Task description:
Copy out each line of the data that holds the word "临床医学".

Source data:

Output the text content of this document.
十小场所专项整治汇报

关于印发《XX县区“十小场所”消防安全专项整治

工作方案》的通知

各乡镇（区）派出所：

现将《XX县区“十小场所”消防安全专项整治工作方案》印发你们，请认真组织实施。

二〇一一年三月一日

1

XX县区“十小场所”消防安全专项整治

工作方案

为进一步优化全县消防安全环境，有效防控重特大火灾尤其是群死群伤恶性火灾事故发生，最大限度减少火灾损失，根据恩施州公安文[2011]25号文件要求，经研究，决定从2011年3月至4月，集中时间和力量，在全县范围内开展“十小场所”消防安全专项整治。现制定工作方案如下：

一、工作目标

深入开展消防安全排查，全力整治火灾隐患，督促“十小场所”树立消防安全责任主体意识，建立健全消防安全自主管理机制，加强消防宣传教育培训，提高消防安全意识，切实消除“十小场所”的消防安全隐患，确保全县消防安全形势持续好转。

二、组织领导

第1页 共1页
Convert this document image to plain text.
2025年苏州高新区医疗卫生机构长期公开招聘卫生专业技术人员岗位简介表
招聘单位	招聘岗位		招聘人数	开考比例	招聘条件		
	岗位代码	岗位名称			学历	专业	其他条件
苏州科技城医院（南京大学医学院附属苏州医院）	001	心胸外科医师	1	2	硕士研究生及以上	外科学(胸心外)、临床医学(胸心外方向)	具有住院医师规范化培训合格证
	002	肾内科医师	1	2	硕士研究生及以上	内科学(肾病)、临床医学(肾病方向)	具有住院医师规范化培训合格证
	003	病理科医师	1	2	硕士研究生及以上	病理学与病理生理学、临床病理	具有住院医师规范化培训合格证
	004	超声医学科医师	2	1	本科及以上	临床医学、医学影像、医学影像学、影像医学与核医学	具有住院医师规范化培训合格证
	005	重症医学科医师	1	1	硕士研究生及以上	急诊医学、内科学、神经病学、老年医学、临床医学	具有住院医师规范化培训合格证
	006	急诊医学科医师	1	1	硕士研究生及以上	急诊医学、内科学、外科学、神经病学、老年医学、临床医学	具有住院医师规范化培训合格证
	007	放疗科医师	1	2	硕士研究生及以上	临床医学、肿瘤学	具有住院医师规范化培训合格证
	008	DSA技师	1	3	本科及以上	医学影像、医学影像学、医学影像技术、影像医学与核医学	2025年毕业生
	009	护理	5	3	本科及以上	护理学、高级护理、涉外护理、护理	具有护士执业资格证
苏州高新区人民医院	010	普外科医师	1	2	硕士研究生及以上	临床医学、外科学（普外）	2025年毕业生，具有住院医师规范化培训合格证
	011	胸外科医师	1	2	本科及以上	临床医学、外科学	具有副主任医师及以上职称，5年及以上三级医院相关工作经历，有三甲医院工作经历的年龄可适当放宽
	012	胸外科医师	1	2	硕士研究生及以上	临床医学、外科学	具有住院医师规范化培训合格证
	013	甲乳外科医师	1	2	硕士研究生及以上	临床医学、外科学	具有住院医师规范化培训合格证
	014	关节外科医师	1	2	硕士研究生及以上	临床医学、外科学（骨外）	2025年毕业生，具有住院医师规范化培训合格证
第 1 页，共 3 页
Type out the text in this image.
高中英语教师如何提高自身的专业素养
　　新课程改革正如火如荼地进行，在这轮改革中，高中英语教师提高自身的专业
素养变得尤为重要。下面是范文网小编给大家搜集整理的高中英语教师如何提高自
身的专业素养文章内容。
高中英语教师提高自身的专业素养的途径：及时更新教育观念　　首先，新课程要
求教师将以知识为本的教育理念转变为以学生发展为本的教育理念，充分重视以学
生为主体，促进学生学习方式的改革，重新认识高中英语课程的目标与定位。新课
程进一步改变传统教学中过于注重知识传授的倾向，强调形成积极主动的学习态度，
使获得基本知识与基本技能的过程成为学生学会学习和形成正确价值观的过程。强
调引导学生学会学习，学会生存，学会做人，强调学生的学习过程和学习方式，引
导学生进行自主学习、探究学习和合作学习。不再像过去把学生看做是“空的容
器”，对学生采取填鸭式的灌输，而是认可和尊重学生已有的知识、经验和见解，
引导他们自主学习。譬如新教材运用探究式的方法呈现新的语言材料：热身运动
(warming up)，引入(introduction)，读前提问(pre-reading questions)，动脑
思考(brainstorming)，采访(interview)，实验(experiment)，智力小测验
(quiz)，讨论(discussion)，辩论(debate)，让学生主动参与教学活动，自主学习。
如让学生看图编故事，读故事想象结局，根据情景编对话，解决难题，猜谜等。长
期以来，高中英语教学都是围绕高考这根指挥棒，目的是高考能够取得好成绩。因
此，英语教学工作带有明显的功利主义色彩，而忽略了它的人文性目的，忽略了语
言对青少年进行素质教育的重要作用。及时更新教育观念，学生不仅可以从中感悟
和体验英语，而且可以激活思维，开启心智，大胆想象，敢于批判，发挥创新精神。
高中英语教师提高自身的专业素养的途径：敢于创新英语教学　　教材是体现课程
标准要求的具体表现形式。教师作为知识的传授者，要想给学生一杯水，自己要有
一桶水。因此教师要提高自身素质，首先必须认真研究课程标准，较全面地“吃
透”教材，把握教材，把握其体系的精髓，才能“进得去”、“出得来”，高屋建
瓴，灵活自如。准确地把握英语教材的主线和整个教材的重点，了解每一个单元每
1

Worked solution:
苏州科技城医院（南京大学医学院附属苏州医院）	001	心胸外科医师	1	2	硕士研究生及以上	外科学(胸心外)、临床医学(胸心外方向)	具有住院医师规范化培训合格证
	002	肾内科医师	1	2	硕士研究生及以上	内科学(肾病)、临床医学(肾病方向)	具有住院医师规范化培训合格证
	004	超声医学科医师	2	1	本科及以上	临床医学、医学影像、医学影像学、影像医学与核医学	具有住院医师规范化培训合格证
	005	重症医学科医师	1	1	硕士研究生及以上	急诊医学、内科学、神经病学、老年医学、临床医学	具有住院医师规范化培训合格证
	006	急诊医学科医师	1	1	硕士研究生及以上	急诊医学、内科学、外科学、神经病学、老年医学、临床医学	具有住院医师规范化培训合格证
	007	放疗科医师	1	2	硕士研究生及以上	临床医学、肿瘤学	具有住院医师规范化培训合格证
苏州高新区人民医院	010	普外科医师	1	2	硕士研究生及以上	临床医学、外科学（普外）	2025年毕业生，具有住院医师规范化培训合格证
	011	胸外科医师	1	2	本科及以上	临床医学、外科学	具有副主任医师及以上职称，5年及以上三级医院相关工作经历，有三甲医院工作经历的年龄可适当放宽
	012	胸外科医师	1	2	硕士研究生及以上	临床医学、外科学	具有住院医师规范化培训合格证
	013	甲乳外科医师	1	2	硕士研究生及以上	临床医学、外科学	具有住院医师规范化培训合格证
	014	关节外科医师	1	2	硕士研究生及以上	临床医学、外科学（骨外）	2025年毕业生，具有住院医师规范化培训合格证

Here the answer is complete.